## Instructions for the task
Will you transcribe all the entries word for word, skipping the pictures they hold?

## Exercise input

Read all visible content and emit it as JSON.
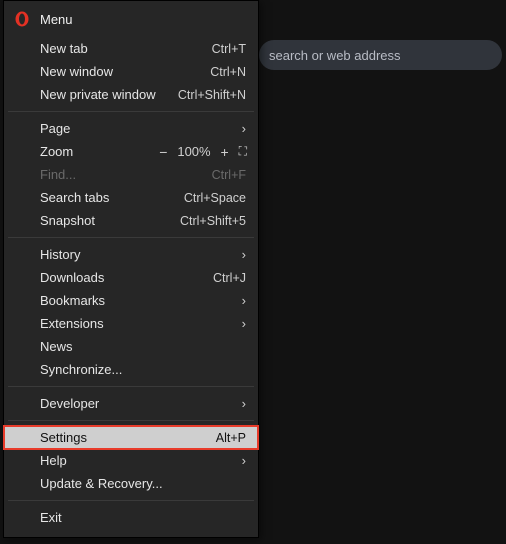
{
  "address_bar": {
    "placeholder": "search or web address"
  },
  "menu": {
    "title": "Menu",
    "groups": [
      [
        {
          "label": "New tab",
          "shortcut": "Ctrl+T"
        },
        {
          "label": "New window",
          "shortcut": "Ctrl+N"
        },
        {
          "label": "New private window",
          "shortcut": "Ctrl+Shift+N"
        }
      ],
      [
        {
          "label": "Page",
          "submenu": true
        },
        {
          "label": "Zoom",
          "zoom": true,
          "zoom_value": "100%"
        },
        {
          "label": "Find...",
          "shortcut": "Ctrl+F",
          "disabled": true
        },
        {
          "label": "Search tabs",
          "shortcut": "Ctrl+Space"
        },
        {
          "label": "Snapshot",
          "shortcut": "Ctrl+Shift+5"
        }
      ],
      [
        {
          "label": "History",
          "submenu": true
        },
        {
          "label": "Downloads",
          "shortcut": "Ctrl+J"
        },
        {
          "label": "Bookmarks",
          "submenu": true
        },
        {
          "label": "Extensions",
          "submenu": true
        },
        {
          "label": "News"
        },
        {
          "label": "Synchronize..."
        }
      ],
      [
        {
          "label": "Developer",
          "submenu": true
        }
      ],
      [
        {
          "label": "Settings",
          "shortcut": "Alt+P",
          "highlighted": true
        },
        {
          "label": "Help",
          "submenu": true
        },
        {
          "label": "Update & Recovery..."
        }
      ],
      [
        {
          "label": "Exit"
        }
      ]
    ]
  }
}
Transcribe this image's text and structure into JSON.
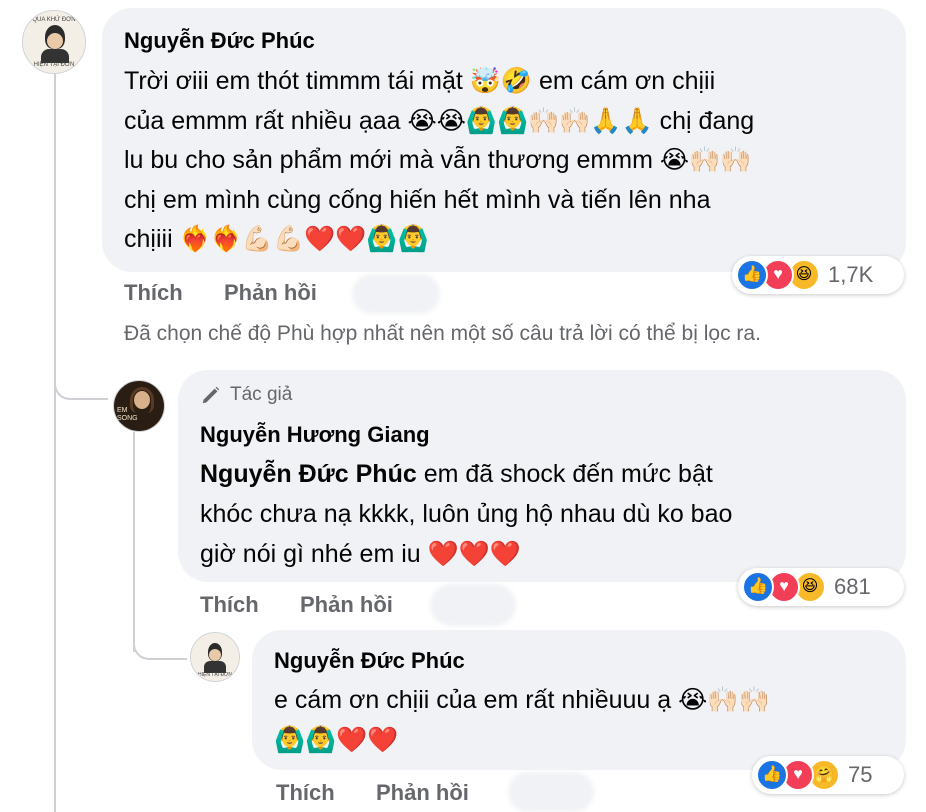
{
  "comments": [
    {
      "author": "Nguyễn Đức Phúc",
      "avatar_text": [
        "QUA KHỨ ĐƠN",
        "HIỆN TẠI ĐƠN"
      ],
      "lines": [
        {
          "text": "Trời ơiii em thót timmm tái mặt ",
          "emoji": "🤯🤣",
          "after": " em cám ơn chịii"
        },
        {
          "text": "của emmm rất nhiều ạaa ",
          "emoji": "😭😭🙆‍♂️🙆‍♂️🙌🏻🙌🏻🙏🙏",
          "after": " chị đang"
        },
        {
          "text": "lu bu cho sản phẩm mới mà vẫn thương emmm ",
          "emoji": "😭🙌🏻🙌🏻",
          "after": ""
        },
        {
          "text": "chị em mình cùng cống hiến hết mình và tiến lên nha",
          "emoji": "",
          "after": ""
        },
        {
          "text": "chịiii ",
          "emoji": "❤️‍🔥❤️‍🔥💪🏻💪🏻❤️❤️🙆‍♂️🙆‍♂️",
          "after": ""
        }
      ],
      "actions": {
        "like": "Thích",
        "reply": "Phản hồi"
      },
      "reactions": {
        "count": "1,7K",
        "icons": [
          "like",
          "love",
          "haha"
        ]
      }
    },
    {
      "badge": "Tác giả",
      "author": "Nguyễn Hương Giang",
      "avatar_text": [
        "EM",
        "SONG"
      ],
      "mention": "Nguyễn Đức Phúc",
      "lines": [
        {
          "text": " em đã shock đến mức bật"
        },
        {
          "text": "khóc chưa nạ kkkk, luôn ủng hộ nhau dù ko bao"
        },
        {
          "text": "giờ nói gì nhé em iu ",
          "emoji": "❤️❤️❤️"
        }
      ],
      "actions": {
        "like": "Thích",
        "reply": "Phản hồi"
      },
      "reactions": {
        "count": "681",
        "icons": [
          "like",
          "love",
          "haha"
        ]
      }
    },
    {
      "author": "Nguyễn Đức Phúc",
      "avatar_text": [
        "QUA KHỨ ĐƠN",
        "HIỆN TẠI ĐƠN"
      ],
      "lines": [
        {
          "text": "e cám ơn chịii của em rất nhiềuuu ạ ",
          "emoji": "😭🙌🏻🙌🏻"
        },
        {
          "text": "",
          "emoji": "🙆‍♂️🙆‍♂️❤️❤️"
        }
      ],
      "actions": {
        "like": "Thích",
        "reply": "Phản hồi"
      },
      "reactions": {
        "count": "75",
        "icons": [
          "like",
          "love",
          "care"
        ]
      }
    }
  ],
  "filter_notice": "Đã chọn chế độ Phù hợp nhất nên một số câu trả lời có thể bị lọc ra.",
  "icons": {
    "like": "thumbs-up-icon",
    "love": "heart-icon",
    "haha": "laughing-face-icon",
    "care": "hugging-face-icon",
    "badge": "pen-icon"
  }
}
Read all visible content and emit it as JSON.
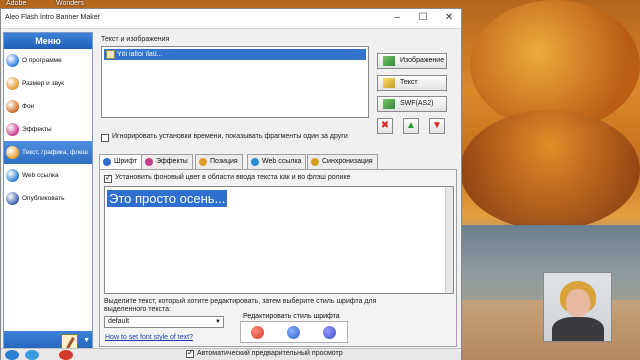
{
  "desktop": {
    "icons": [
      {
        "label": "Adobe"
      },
      {
        "label": "Wonders"
      }
    ]
  },
  "window": {
    "title": "Aleo Flash Intro Banner Maker"
  },
  "menu": {
    "header": "Меню",
    "items": [
      {
        "label": "О программе",
        "icon": "info-icon",
        "color": "#2f7fe0"
      },
      {
        "label": "Размер и звук",
        "icon": "speaker-icon",
        "color": "#e09a30"
      },
      {
        "label": "Фон",
        "icon": "palette-icon",
        "color": "#d26a2a"
      },
      {
        "label": "Эффекты",
        "icon": "sparkle-icon",
        "color": "#c83a8c"
      },
      {
        "label": "Текст, графика, флеш",
        "icon": "brush-icon",
        "color": "#f0a030",
        "active": true
      },
      {
        "label": "Web ссылка",
        "icon": "globe-icon",
        "color": "#2a7fd0"
      },
      {
        "label": "Опубликовать",
        "icon": "publish-icon",
        "color": "#3b5ea8"
      }
    ]
  },
  "main": {
    "texts_label": "Текст и изображения",
    "list_item": "Yöi ialïoi ïlaü...",
    "buttons": {
      "image": "Изображение",
      "text": "Текст",
      "swf": "SWF(AS2)"
    },
    "ignore_time_label": "Игнорировать установки времени, показывать фрагменты один за други",
    "tabs": [
      {
        "label": "Шрифт",
        "icon_color": "#2e6bc7",
        "active": true
      },
      {
        "label": "Эффекты",
        "icon_color": "#c83a8c"
      },
      {
        "label": "Позиция",
        "icon_color": "#e09a30"
      },
      {
        "label": "Web ссылка",
        "icon_color": "#2a8fd0"
      },
      {
        "label": "Синхронизация",
        "icon_color": "#d4a020"
      }
    ],
    "bg_color_label": "Установить фоновый цвет в области ввода текста как и во флэш ролике",
    "editor_text": "Это просто осень...",
    "hint_text_1": "Выделите текст, который хотите редактировать, затем выберите стиль шрифта для",
    "hint_text_2": "выделенного текста:",
    "font_style_select": "default",
    "font_style_link": "How to set font style of text?",
    "edit_style_label": "Редактировать стиль шрифта",
    "style_colors": [
      "#d23a2a",
      "#2a5fc8",
      "#3a4fc0"
    ]
  },
  "footer": {
    "auto_preview_label": "Автоматический предварительный просмотр"
  },
  "accent": "#2f6fd0"
}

## Expected output
Read all visible content and emit it as JSON.
{
  "address_bar": {
    "placeholder": "search or web address"
  },
  "menu": {
    "title": "Menu",
    "groups": [
      [
        {
          "label": "New tab",
          "shortcut": "Ctrl+T"
        },
        {
          "label": "New window",
          "shortcut": "Ctrl+N"
        },
        {
          "label": "New private window",
          "shortcut": "Ctrl+Shift+N"
        }
      ],
      [
        {
          "label": "Page",
          "submenu": true
        },
        {
          "label": "Zoom",
          "zoom": true,
          "zoom_value": "100%"
        },
        {
          "label": "Find...",
          "shortcut": "Ctrl+F",
          "disabled": true
        },
        {
          "label": "Search tabs",
          "shortcut": "Ctrl+Space"
        },
        {
          "label": "Snapshot",
          "shortcut": "Ctrl+Shift+5"
        }
      ],
      [
        {
          "label": "History",
          "submenu": true
        },
        {
          "label": "Downloads",
          "shortcut": "Ctrl+J"
        },
        {
          "label": "Bookmarks",
          "submenu": true
        },
        {
          "label": "Extensions",
          "submenu": true
        },
        {
          "label": "News"
        },
        {
          "label": "Synchronize..."
        }
      ],
      [
        {
          "label": "Developer",
          "submenu": true
        }
      ],
      [
        {
          "label": "Settings",
          "shortcut": "Alt+P",
          "highlighted": true
        },
        {
          "label": "Help",
          "submenu": true
        },
        {
          "label": "Update & Recovery..."
        }
      ],
      [
        {
          "label": "Exit"
        }
      ]
    ]
  }
}
Transcribe this image's text and structure into JSON.
{
  "comments": [
    {
      "author": "Nguyễn Đức Phúc",
      "avatar_text": [
        "QUA KHỨ ĐƠN",
        "HIỆN TẠI ĐƠN"
      ],
      "lines": [
        {
          "text": "Trời ơiii em thót timmm tái mặt ",
          "emoji": "🤯🤣",
          "after": " em cám ơn chịii"
        },
        {
          "text": "của emmm rất nhiều ạaa ",
          "emoji": "😭😭🙆‍♂️🙆‍♂️🙌🏻🙌🏻🙏🙏",
          "after": " chị đang"
        },
        {
          "text": "lu bu cho sản phẩm mới mà vẫn thương emmm ",
          "emoji": "😭🙌🏻🙌🏻",
          "after": ""
        },
        {
          "text": "chị em mình cùng cống hiến hết mình và tiến lên nha",
          "emoji": "",
          "after": ""
        },
        {
          "text": "chịiii ",
          "emoji": "❤️‍🔥❤️‍🔥💪🏻💪🏻❤️❤️🙆‍♂️🙆‍♂️",
          "after": ""
        }
      ],
      "actions": {
        "like": "Thích",
        "reply": "Phản hồi"
      },
      "reactions": {
        "count": "1,7K",
        "icons": [
          "like",
          "love",
          "haha"
        ]
      }
    },
    {
      "badge": "Tác giả",
      "author": "Nguyễn Hương Giang",
      "avatar_text": [
        "EM",
        "SONG"
      ],
      "mention": "Nguyễn Đức Phúc",
      "lines": [
        {
          "text": " em đã shock đến mức bật"
        },
        {
          "text": "khóc chưa nạ kkkk, luôn ủng hộ nhau dù ko bao"
        },
        {
          "text": "giờ nói gì nhé em iu ",
          "emoji": "❤️❤️❤️"
        }
      ],
      "actions": {
        "like": "Thích",
        "reply": "Phản hồi"
      },
      "reactions": {
        "count": "681",
        "icons": [
          "like",
          "love",
          "haha"
        ]
      }
    },
    {
      "author": "Nguyễn Đức Phúc",
      "avatar_text": [
        "QUA KHỨ ĐƠN",
        "HIỆN TẠI ĐƠN"
      ],
      "lines": [
        {
          "text": "e cám ơn chịii của em rất nhiềuuu ạ ",
          "emoji": "😭🙌🏻🙌🏻"
        },
        {
          "text": "",
          "emoji": "🙆‍♂️🙆‍♂️❤️❤️"
        }
      ],
      "actions": {
        "like": "Thích",
        "reply": "Phản hồi"
      },
      "reactions": {
        "count": "75",
        "icons": [
          "like",
          "love",
          "care"
        ]
      }
    }
  ],
  "filter_notice": "Đã chọn chế độ Phù hợp nhất nên một số câu trả lời có thể bị lọc ra.",
  "icons": {
    "like": "thumbs-up-icon",
    "love": "heart-icon",
    "haha": "laughing-face-icon",
    "care": "hugging-face-icon",
    "badge": "pen-icon"
  }
}
Read all visible content and emit it as JSON.
{
  "desktop": {
    "icons": [
      {
        "label": "Adobe"
      },
      {
        "label": "Wonders"
      }
    ]
  },
  "window": {
    "title": "Aleo Flash Intro Banner Maker"
  },
  "menu": {
    "header": "Меню",
    "items": [
      {
        "label": "О программе",
        "icon": "info-icon",
        "color": "#2f7fe0"
      },
      {
        "label": "Размер и звук",
        "icon": "speaker-icon",
        "color": "#e09a30"
      },
      {
        "label": "Фон",
        "icon": "palette-icon",
        "color": "#d26a2a"
      },
      {
        "label": "Эффекты",
        "icon": "sparkle-icon",
        "color": "#c83a8c"
      },
      {
        "label": "Текст, графика, флеш",
        "icon": "brush-icon",
        "color": "#f0a030",
        "active": true
      },
      {
        "label": "Web ссылка",
        "icon": "globe-icon",
        "color": "#2a7fd0"
      },
      {
        "label": "Опубликовать",
        "icon": "publish-icon",
        "color": "#3b5ea8"
      }
    ]
  },
  "main": {
    "texts_label": "Текст и изображения",
    "list_item": "Yöi ialïoi ïlaü...",
    "buttons": {
      "image": "Изображение",
      "text": "Текст",
      "swf": "SWF(AS2)"
    },
    "ignore_time_label": "Игнорировать установки времени, показывать фрагменты один за други",
    "tabs": [
      {
        "label": "Шрифт",
        "icon_color": "#2e6bc7",
        "active": true
      },
      {
        "label": "Эффекты",
        "icon_color": "#c83a8c"
      },
      {
        "label": "Позиция",
        "icon_color": "#e09a30"
      },
      {
        "label": "Web ссылка",
        "icon_color": "#2a8fd0"
      },
      {
        "label": "Синхронизация",
        "icon_color": "#d4a020"
      }
    ],
    "bg_color_label": "Установить фоновый цвет в области ввода текста как и во флэш ролике",
    "editor_text": "Это просто осень...",
    "hint_text_1": "Выделите текст, который хотите редактировать, затем выберите стиль шрифта для",
    "hint_text_2": "выделенного текста:",
    "font_style_select": "default",
    "font_style_link": "How to set font style of text?",
    "edit_style_label": "Редактировать стиль шрифта",
    "style_colors": [
      "#d23a2a",
      "#2a5fc8",
      "#3a4fc0"
    ]
  },
  "footer": {
    "auto_preview_label": "Автоматический предварительный просмотр"
  },
  "accent": "#2f6fd0"
}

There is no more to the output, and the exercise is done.